=== Data for this task ===
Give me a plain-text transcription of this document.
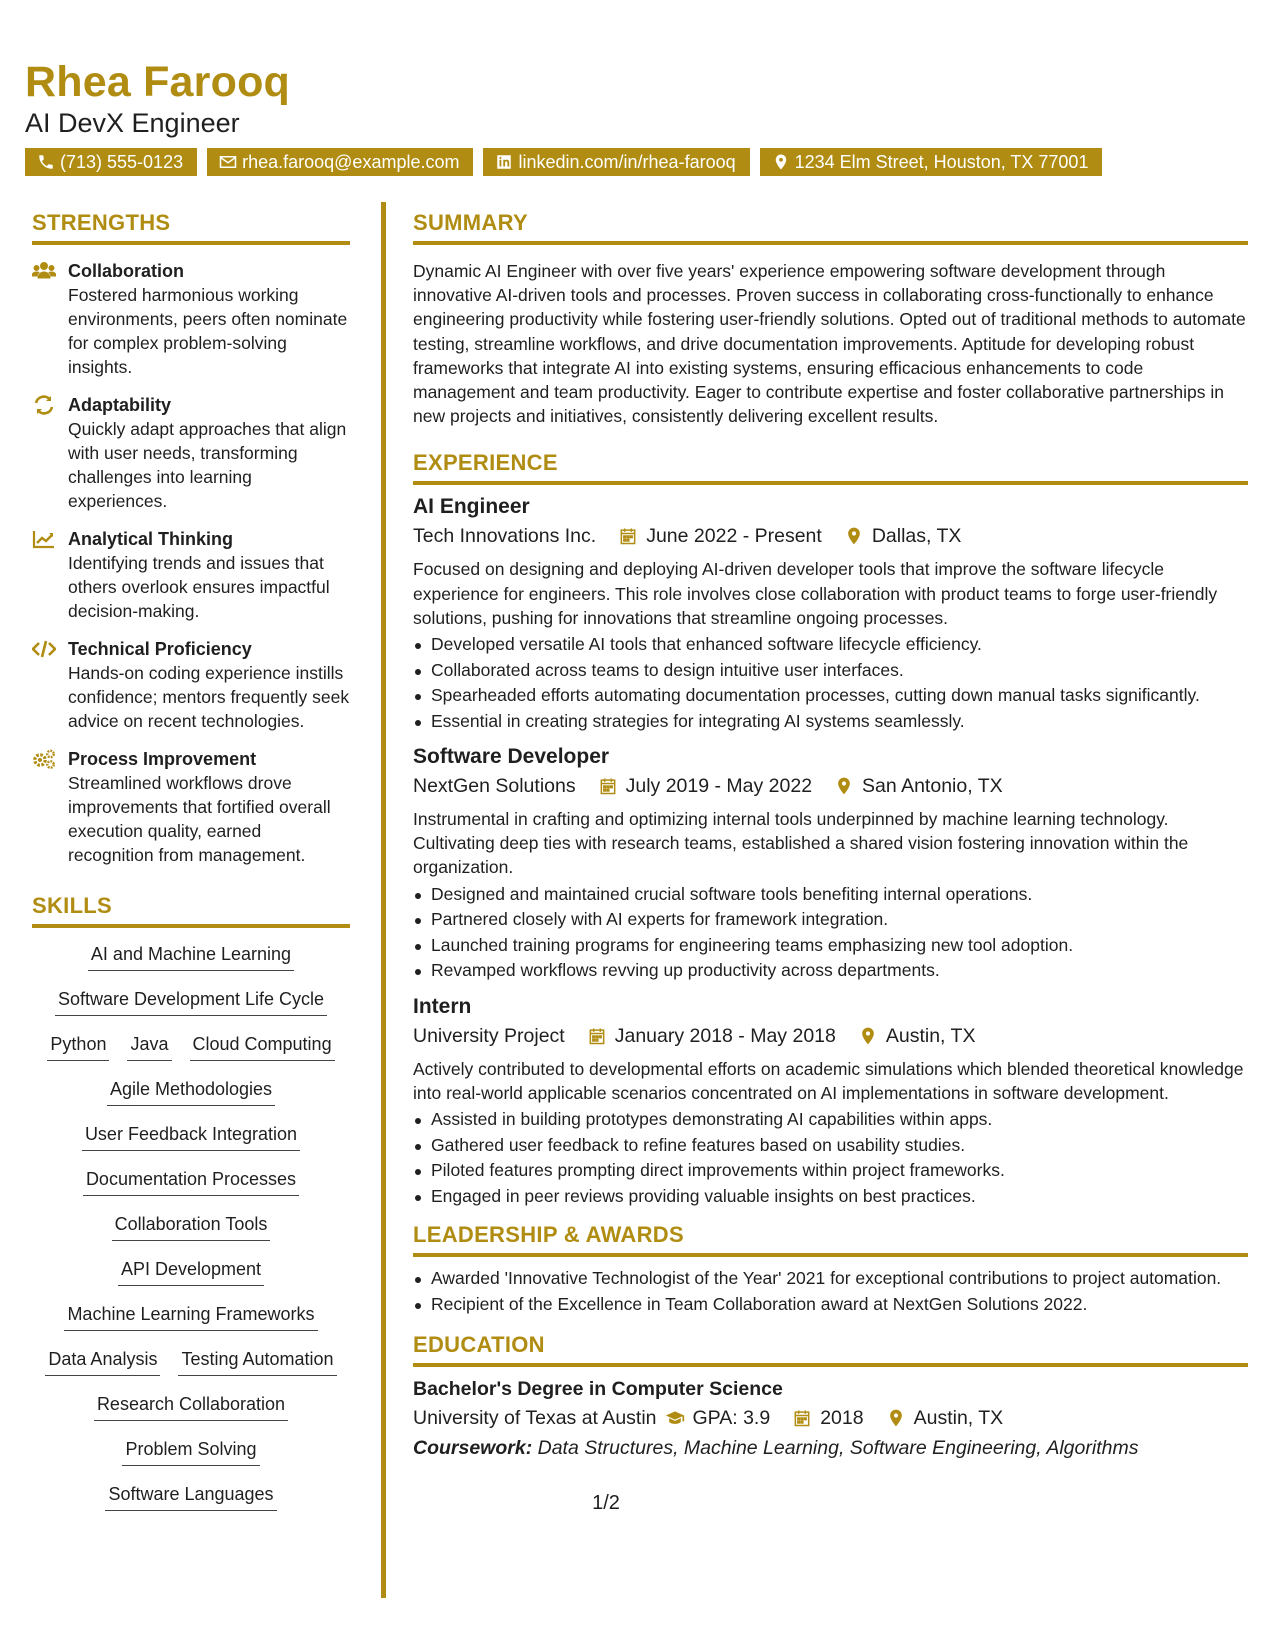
Rhea Farooq
AI DevX Engineer
(713) 555-0123	rhea.farooq@example.com	linkedin.com/in/rhea-farooq	1234 Elm Street, Houston, TX 77001
STRENGTHS
Collaboration
Fostered harmonious working environments, peers often nominate for complex problem-solving insights.
Adaptability
Quickly adapt approaches that align with user needs, transforming challenges into learning experiences.
Analytical Thinking
Identifying trends and issues that others overlook ensures impactful decision-making.
Technical Proficiency
Hands-on coding experience instills confidence; mentors frequently seek advice on recent technologies.
Process Improvement
Streamlined workflows drove improvements that fortified overall execution quality, earned recognition from management.
SKILLS
AI and Machine Learning
Software Development Life Cycle
Python Java Cloud Computing
Agile Methodologies
User Feedback Integration
Documentation Processes
Collaboration Tools
API Development
Machine Learning Frameworks
Data Analysis Testing Automation
Research Collaboration
Problem Solving
Software Languages
SUMMARY
Dynamic AI Engineer with over five years' experience empowering software development through innovative AI-driven tools and processes. Proven success in collaborating cross-functionally to enhance engineering productivity while fostering user-friendly solutions. Opted out of traditional methods to automate testing, streamline workflows, and drive documentation improvements. Aptitude for developing robust frameworks that integrate AI into existing systems, ensuring efficacious enhancements to code management and team productivity. Eager to contribute expertise and foster collaborative partnerships in new projects and initiatives, consistently delivering excellent results.
EXPERIENCE
AI Engineer
Tech Innovations Inc.	June 2022 - Present	Dallas, TX
Focused on designing and deploying AI-driven developer tools that improve the software lifecycle experience for engineers. This role involves close collaboration with product teams to forge user-friendly solutions, pushing for innovations that streamline ongoing processes.
Developed versatile AI tools that enhanced software lifecycle efficiency.
Collaborated across teams to design intuitive user interfaces.
Spearheaded efforts automating documentation processes, cutting down manual tasks significantly.
Essential in creating strategies for integrating AI systems seamlessly.
Software Developer
NextGen Solutions	July 2019 - May 2022	San Antonio, TX
Instrumental in crafting and optimizing internal tools underpinned by machine learning technology. Cultivating deep ties with research teams, established a shared vision fostering innovation within the organization.
Designed and maintained crucial software tools benefiting internal operations.
Partnered closely with AI experts for framework integration.
Launched training programs for engineering teams emphasizing new tool adoption.
Revamped workflows revving up productivity across departments.
Intern
University Project	January 2018 - May 2018	Austin, TX
Actively contributed to developmental efforts on academic simulations which blended theoretical knowledge into real-world applicable scenarios concentrated on AI implementations in software development.
Assisted in building prototypes demonstrating AI capabilities within apps.
Gathered user feedback to refine features based on usability studies.
Piloted features prompting direct improvements within project frameworks.
Engaged in peer reviews providing valuable insights on best practices.
LEADERSHIP & AWARDS
Awarded 'Innovative Technologist of the Year' 2021 for exceptional contributions to project automation.
Recipient of the Excellence in Team Collaboration award at NextGen Solutions 2022.
EDUCATION
Bachelor's Degree in Computer Science
University of Texas at Austin GPA: 3.9	2018	Austin, TX
Coursework: Data Structures, Machine Learning, Software Engineering, Algorithms
1/2
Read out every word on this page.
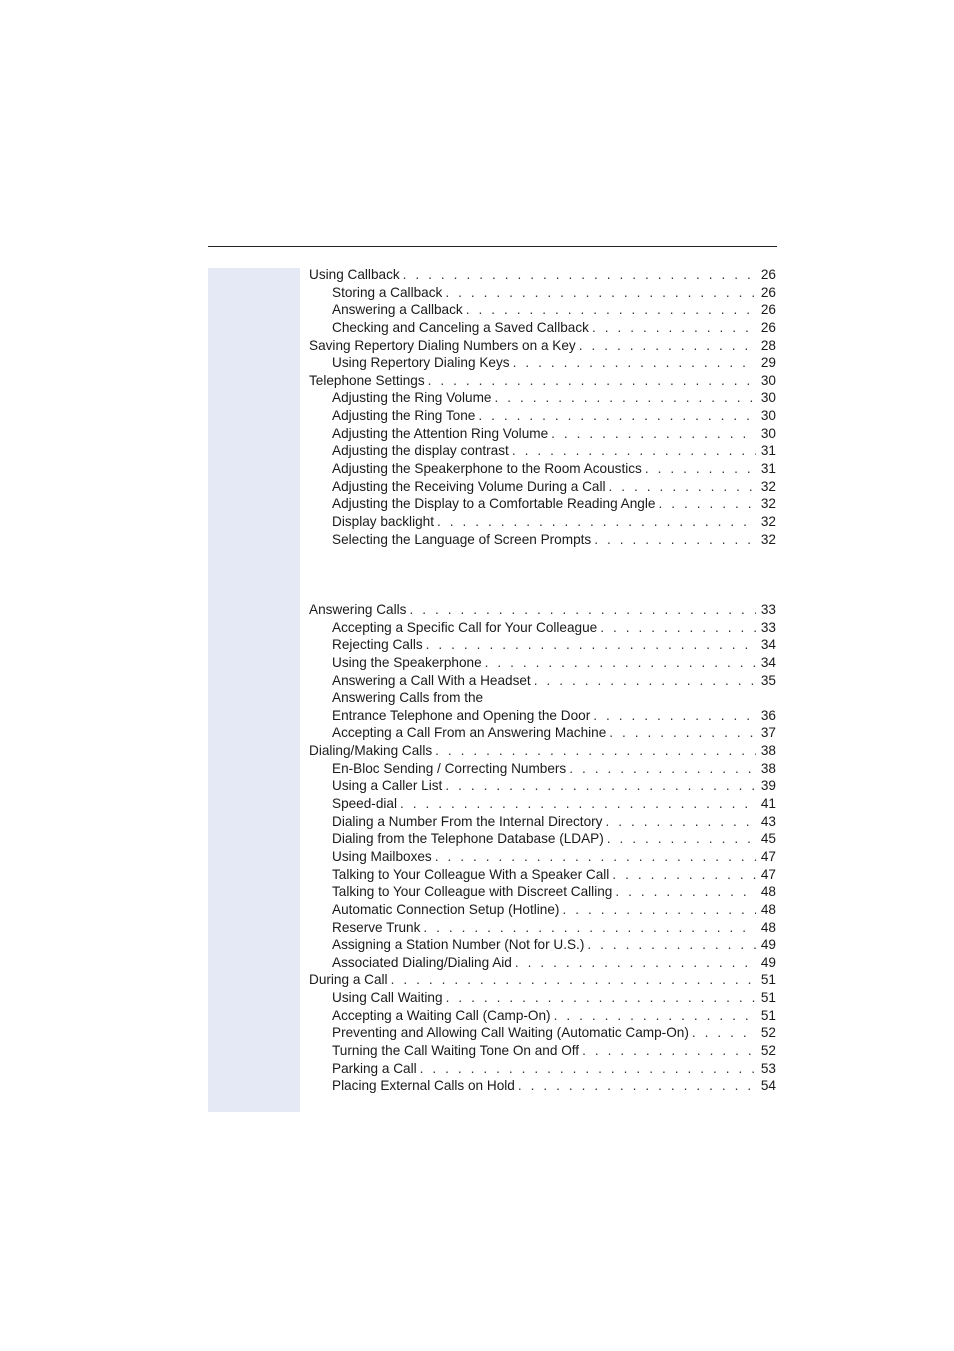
Using Callback . . .	26
Storing a Callback . . .	26
Answering a Callback . . .	26
Checking and Canceling a Saved Callback . . .	26
Saving Repertory Dialing Numbers on a Key . . .	28
Using Repertory Dialing Keys . . .	29
Telephone Settings . . .	30
Adjusting the Ring Volume . . .	30
Adjusting the Ring Tone . . .	30
Adjusting the Attention Ring Volume . . .	30
Adjusting the display contrast . . .	31
Adjusting the Speakerphone to the Room Acoustics . . .	31
Adjusting the Receiving Volume During a Call . . .	32
Adjusting the Display to a Comfortable Reading Angle . . .	32
Display backlight . . .	32
Selecting the Language of Screen Prompts . . .	32
Answering Calls . . .	33
Accepting a Specific Call for Your Colleague . . .	33
Rejecting Calls . . .	34
Using the Speakerphone . . .	34
Answering a Call With a Headset . . .	35
Answering Calls from the
Entrance Telephone and Opening the Door . . .	36
Accepting a Call From an Answering Machine . . .	37
Dialing/Making Calls . . .	38
En-Bloc Sending / Correcting Numbers . . .	38
Using a Caller List . . .	39
Speed-dial . . .	41
Dialing a Number From the Internal Directory . . .	43
Dialing from the Telephone Database (LDAP) . . .	45
Using Mailboxes . . .	47
Talking to Your Colleague With a Speaker Call . . .	47
Talking to Your Colleague with Discreet Calling . . .	48
Automatic Connection Setup (Hotline) . . .	48
Reserve Trunk . . .	48
Assigning a Station Number (Not for U.S.) . . .	49
Associated Dialing/Dialing Aid . . .	49
During a Call . . .	51
Using Call Waiting . . .	51
Accepting a Waiting Call (Camp-On) . . .	51
Preventing and Allowing Call Waiting (Automatic Camp-On) . . .	52
Turning the Call Waiting Tone On and Off . . .	52
Parking a Call . . .	53
Placing External Calls on Hold . . .	54
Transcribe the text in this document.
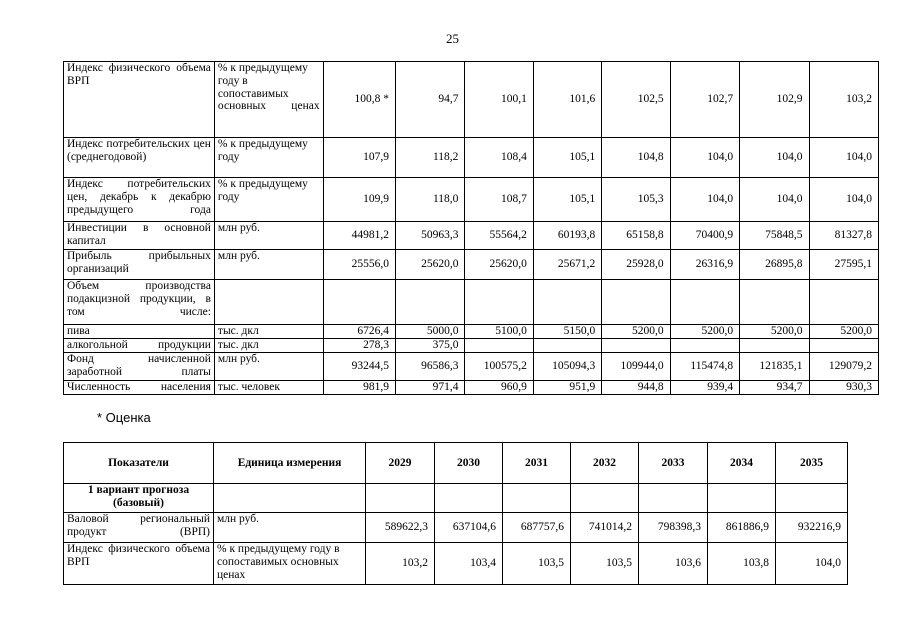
25
Индекс физического объема ВРП	% к предыдущему году в сопоставимых основных ценах	100,8 *	94,7	100,1	101,6	102,5	102,7	102,9	103,2
Индекс потребительских цен (среднегодовой)	% к предыдущему году	107,9	118,2	108,4	105,1	104,8	104,0	104,0	104,0
Индекс потребительских цен, декабрь к декабрю предыдущего года	% к предыдущему году	109,9	118,0	108,7	105,1	105,3	104,0	104,0	104,0
Инвестиции в основной капитал	млн руб.	44981,2	50963,3	55564,2	60193,8	65158,8	70400,9	75848,5	81327,8
Прибыль прибыльных организаций	млн руб.	25556,0	25620,0	25620,0	25671,2	25928,0	26316,9	26895,8	27595,1
Объем производства подакцизной продукции, в том числе:									
пива	тыс. дкл	6726,4	5000,0	5100,0	5150,0	5200,0	5200,0	5200,0	5200,0
алкогольной продукции	тыс. дкл	278,3	375,0						
Фонд начисленной заработной платы	млн руб.	93244,5	96586,3	100575,2	105094,3	109944,0	115474,8	121835,1	129079,2
Численность населения	тыс. человек	981,9	971,4	960,9	951,9	944,8	939,4	934,7	930,3
* Оценка
Показатели	Единица измерения	2029	2030	2031	2032	2033	2034	2035
1 вариант прогноза (базовый)								
Валовой региональный продукт (ВРП)	млн руб.	589622,3	637104,6	687757,6	741014,2	798398,3	861886,9	932216,9
Индекс физического объема ВРП	% к предыдущему году в сопоставимых основных ценах	103,2	103,4	103,5	103,5	103,6	103,8	104,0
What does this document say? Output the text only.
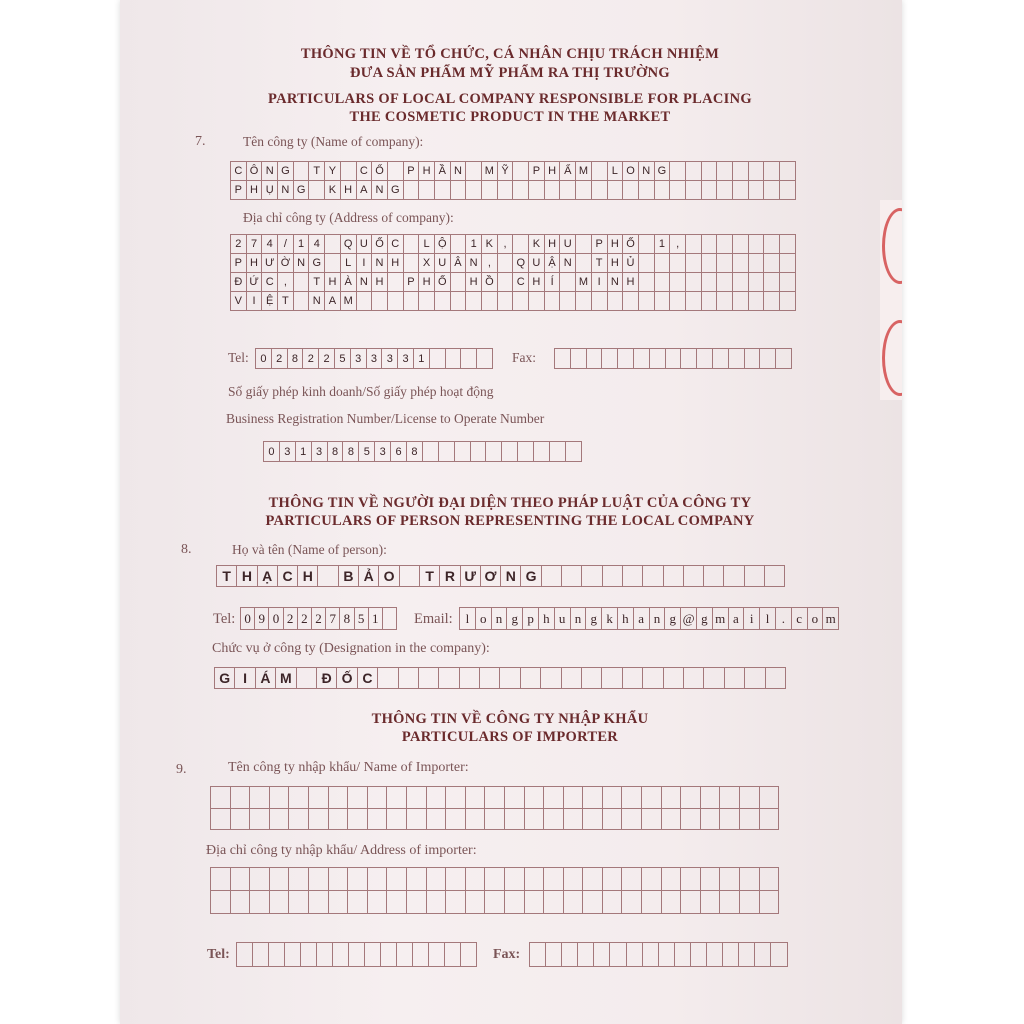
THÔNG TIN VỀ TỔ CHỨC, CÁ NHÂN CHỊU TRÁCH NHIỆM
ĐƯA SẢN PHẨM MỸ PHẨM RA THỊ TRƯỜNG
PARTICULARS OF LOCAL COMPANY RESPONSIBLE FOR PLACING
THE COSMETIC PRODUCT IN THE MARKET
7.	Tên công ty (Name of company):
C Ô N G	T Y	C Ổ	P H Ầ N	M Ỹ	P H Ẩ M	L O N G
P H Ụ N G	K H A N G
Địa chỉ công ty (Address of company):
2 7 4	/	1 4	Q U Ố C	L Ộ	1 K ,	K H U	P H Ố	1	,
P H Ư Ờ N G	L	I N H	X U Â N ,	Q U Ậ N	T H Ủ
Đ Ứ C ,	T H À N H	P H Ố	H Ồ	C H Í	M I N H
V I Ệ T	N A M
Tel:	0 2 8 2 2 5 3 3 3 3 1	Fax:
Số giấy phép kinh doanh/Số giấy phép hoạt động
Business Registration Number/License to Operate Number
0 3 1 3 8 8 5 3 6 8
THÔNG TIN VỀ NGƯỜI ĐẠI DIỆN THEO PHÁP LUẬT CỦA CÔNG TY
PARTICULARS OF PERSON REPRESENTING THE LOCAL COMPANY
8.	Họ và tên (Name of person):
T H Ạ C H	B Ả O	T R Ư Ơ N G
Tel: 0 9 0 2 2 2 7 8 5 1 Email: l o n g p h u n g k h a n g @ g m a i l . c o m
Chức vụ ở công ty (Designation in the company):
G I Á M	Đ Ố C
THÔNG TIN VỀ CÔNG TY NHẬP KHẨU
PARTICULARS OF IMPORTER
9.	Tên công ty nhập khẩu/ Name of Importer:
Địa chỉ công ty nhập khẩu/ Address of importer:
Tel:	Fax:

=== What the task requires ===
Find "Waiting". Copy every line it occurs in.

=== Reply to the task ===
Using Call Waiting . . .	51
Accepting a Waiting Call (Camp-On) . . .	51
Preventing and Allowing Call Waiting (Automatic Camp-On) . . .	52
Turning the Call Waiting Tone On and Off . . .	52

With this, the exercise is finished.